**TASK BRIEF:**
Change "Days Since" to "Days After" in the entries below, starting at the first line and ending at the line that contains "legend-label-iran: Iran [187, 95, 214, 111]", and give those lines with nothing else altered.

**RECORDS PROVIDED:**
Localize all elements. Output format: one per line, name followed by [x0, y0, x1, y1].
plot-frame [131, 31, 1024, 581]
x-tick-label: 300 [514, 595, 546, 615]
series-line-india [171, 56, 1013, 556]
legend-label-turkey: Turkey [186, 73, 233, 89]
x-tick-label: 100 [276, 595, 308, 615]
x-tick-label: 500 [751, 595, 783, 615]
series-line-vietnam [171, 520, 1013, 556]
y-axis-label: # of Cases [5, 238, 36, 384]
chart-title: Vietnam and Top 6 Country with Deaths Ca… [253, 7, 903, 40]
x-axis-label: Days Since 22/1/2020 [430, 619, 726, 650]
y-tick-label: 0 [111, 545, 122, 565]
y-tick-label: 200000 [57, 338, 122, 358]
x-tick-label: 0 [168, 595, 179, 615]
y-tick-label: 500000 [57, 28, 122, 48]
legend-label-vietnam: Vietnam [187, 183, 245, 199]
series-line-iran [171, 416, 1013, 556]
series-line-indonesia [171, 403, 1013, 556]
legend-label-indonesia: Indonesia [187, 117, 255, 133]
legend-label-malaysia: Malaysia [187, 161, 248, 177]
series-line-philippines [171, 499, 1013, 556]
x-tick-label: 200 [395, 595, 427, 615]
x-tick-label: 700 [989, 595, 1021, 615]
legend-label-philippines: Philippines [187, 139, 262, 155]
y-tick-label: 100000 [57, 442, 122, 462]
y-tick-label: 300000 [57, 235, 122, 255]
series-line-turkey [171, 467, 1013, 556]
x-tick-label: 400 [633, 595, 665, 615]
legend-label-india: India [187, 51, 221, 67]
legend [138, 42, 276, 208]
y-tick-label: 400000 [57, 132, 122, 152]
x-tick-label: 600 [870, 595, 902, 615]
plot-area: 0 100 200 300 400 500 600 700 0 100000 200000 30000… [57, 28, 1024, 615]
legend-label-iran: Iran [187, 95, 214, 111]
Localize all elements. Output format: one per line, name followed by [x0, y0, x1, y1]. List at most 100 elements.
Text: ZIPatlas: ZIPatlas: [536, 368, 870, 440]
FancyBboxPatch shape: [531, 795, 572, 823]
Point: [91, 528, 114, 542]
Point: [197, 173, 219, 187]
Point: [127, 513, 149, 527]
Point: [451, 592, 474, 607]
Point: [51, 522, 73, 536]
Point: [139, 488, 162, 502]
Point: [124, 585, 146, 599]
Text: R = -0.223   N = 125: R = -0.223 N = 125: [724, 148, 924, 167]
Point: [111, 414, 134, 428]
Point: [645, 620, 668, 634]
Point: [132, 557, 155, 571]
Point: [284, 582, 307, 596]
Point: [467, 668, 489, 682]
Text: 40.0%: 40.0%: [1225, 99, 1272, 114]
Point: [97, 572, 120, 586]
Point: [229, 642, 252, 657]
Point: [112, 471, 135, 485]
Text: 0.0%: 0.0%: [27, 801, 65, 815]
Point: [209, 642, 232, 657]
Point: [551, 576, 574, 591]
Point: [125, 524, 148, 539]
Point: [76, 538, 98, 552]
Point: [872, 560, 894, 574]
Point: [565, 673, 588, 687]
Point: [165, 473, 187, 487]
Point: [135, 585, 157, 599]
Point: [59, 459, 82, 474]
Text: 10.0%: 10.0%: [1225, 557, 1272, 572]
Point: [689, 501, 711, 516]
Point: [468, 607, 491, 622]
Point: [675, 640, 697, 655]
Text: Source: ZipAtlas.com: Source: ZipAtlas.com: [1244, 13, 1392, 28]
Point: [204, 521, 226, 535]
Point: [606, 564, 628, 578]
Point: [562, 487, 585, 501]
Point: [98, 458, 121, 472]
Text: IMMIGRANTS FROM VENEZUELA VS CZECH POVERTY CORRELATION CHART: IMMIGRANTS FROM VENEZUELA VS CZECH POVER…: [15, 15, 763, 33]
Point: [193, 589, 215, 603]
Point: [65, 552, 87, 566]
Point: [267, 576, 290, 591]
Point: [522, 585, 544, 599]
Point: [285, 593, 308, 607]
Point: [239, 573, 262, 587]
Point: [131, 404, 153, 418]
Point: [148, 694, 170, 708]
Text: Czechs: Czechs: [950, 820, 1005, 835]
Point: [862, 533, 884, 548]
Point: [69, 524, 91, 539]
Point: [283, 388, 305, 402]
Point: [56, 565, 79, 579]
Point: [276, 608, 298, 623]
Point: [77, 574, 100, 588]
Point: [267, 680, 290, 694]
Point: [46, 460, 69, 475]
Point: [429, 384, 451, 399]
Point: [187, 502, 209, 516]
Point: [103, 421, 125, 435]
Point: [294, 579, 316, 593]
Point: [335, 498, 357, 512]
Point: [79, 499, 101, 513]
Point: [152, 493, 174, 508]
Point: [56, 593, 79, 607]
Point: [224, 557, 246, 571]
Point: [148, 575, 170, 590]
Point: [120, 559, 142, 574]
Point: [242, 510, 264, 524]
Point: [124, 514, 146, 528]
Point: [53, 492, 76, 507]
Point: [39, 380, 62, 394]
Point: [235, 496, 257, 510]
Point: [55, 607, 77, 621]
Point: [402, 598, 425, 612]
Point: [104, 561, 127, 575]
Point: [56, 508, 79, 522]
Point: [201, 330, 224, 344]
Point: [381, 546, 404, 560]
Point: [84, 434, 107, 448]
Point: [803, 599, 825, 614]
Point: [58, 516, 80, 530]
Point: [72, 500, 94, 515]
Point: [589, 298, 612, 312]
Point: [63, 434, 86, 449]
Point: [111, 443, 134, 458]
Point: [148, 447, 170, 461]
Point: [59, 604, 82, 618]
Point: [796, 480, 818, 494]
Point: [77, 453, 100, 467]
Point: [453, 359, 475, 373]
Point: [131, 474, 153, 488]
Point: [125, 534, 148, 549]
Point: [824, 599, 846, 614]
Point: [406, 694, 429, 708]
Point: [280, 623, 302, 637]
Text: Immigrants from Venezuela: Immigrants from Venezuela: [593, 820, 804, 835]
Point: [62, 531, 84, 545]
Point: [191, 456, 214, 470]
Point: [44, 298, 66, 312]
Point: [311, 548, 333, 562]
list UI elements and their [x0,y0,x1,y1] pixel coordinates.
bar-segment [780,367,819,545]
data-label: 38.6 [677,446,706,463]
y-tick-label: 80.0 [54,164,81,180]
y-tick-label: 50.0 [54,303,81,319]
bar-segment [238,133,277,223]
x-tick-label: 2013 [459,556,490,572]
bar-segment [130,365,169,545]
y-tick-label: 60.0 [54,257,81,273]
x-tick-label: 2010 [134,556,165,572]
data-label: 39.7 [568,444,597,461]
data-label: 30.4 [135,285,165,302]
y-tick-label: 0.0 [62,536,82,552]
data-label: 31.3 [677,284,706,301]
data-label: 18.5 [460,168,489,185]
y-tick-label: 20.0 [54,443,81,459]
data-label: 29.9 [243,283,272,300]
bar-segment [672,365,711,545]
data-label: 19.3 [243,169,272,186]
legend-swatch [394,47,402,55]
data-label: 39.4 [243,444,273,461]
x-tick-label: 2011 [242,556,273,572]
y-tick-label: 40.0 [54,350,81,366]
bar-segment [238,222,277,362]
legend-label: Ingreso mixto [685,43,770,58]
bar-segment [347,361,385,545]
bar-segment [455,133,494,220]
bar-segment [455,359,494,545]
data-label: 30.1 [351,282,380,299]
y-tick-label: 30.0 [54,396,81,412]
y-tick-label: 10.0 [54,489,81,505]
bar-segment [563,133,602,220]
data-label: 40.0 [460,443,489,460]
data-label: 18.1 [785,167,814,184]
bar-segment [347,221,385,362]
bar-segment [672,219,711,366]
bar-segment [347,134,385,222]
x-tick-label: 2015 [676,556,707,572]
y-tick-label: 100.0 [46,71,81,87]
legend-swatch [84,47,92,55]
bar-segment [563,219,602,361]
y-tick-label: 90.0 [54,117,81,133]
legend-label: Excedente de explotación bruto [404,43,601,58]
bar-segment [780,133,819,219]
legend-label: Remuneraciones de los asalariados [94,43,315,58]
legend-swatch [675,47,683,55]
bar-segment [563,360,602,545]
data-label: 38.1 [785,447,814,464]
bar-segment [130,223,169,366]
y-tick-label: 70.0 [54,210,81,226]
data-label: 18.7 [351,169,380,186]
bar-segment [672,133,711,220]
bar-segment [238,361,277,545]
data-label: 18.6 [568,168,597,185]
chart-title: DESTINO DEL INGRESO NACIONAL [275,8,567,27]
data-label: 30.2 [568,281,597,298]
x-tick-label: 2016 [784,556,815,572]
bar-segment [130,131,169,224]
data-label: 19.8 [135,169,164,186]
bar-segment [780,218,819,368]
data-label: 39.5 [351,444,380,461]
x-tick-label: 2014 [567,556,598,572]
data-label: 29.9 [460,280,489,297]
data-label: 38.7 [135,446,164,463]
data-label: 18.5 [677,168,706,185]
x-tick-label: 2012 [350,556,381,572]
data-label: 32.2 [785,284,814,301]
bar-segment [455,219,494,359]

**OUTPUT:**
Localize all elements. Output format: one per line, name followed by [x0, y0, x1, y1].
plot-frame [131, 31, 1024, 581]
x-tick-label: 300 [514, 595, 546, 615]
series-line-india [171, 56, 1013, 556]
legend-label-turkey: Turkey [186, 73, 233, 89]
x-tick-label: 100 [276, 595, 308, 615]
x-tick-label: 500 [751, 595, 783, 615]
series-line-vietnam [171, 520, 1013, 556]
y-axis-label: # of Cases [5, 238, 36, 384]
chart-title: Vietnam and Top 6 Country with Deaths Ca… [253, 7, 903, 40]
x-axis-label: Days After 22/1/2020 [430, 619, 726, 650]
y-tick-label: 0 [111, 545, 122, 565]
y-tick-label: 200000 [57, 338, 122, 358]
x-tick-label: 0 [168, 595, 179, 615]
y-tick-label: 500000 [57, 28, 122, 48]
legend-label-vietnam: Vietnam [187, 183, 245, 199]
series-line-iran [171, 416, 1013, 556]
series-line-indonesia [171, 403, 1013, 556]
legend-label-indonesia: Indonesia [187, 117, 255, 133]
legend-label-malaysia: Malaysia [187, 161, 248, 177]
series-line-philippines [171, 499, 1013, 556]
x-tick-label: 200 [395, 595, 427, 615]
x-tick-label: 700 [989, 595, 1021, 615]
legend-label-philippines: Philippines [187, 139, 262, 155]
y-tick-label: 100000 [57, 442, 122, 462]
y-tick-label: 300000 [57, 235, 122, 255]
series-line-turkey [171, 467, 1013, 556]
x-tick-label: 400 [633, 595, 665, 615]
legend-label-india: India [187, 51, 221, 67]
legend [138, 42, 276, 208]
y-tick-label: 400000 [57, 132, 122, 152]
x-tick-label: 600 [870, 595, 902, 615]
plot-area: 0 100 200 300 400 500 600 700 0 100000 200000 30000… [57, 28, 1024, 615]
legend-label-iran: Iran [187, 95, 214, 111]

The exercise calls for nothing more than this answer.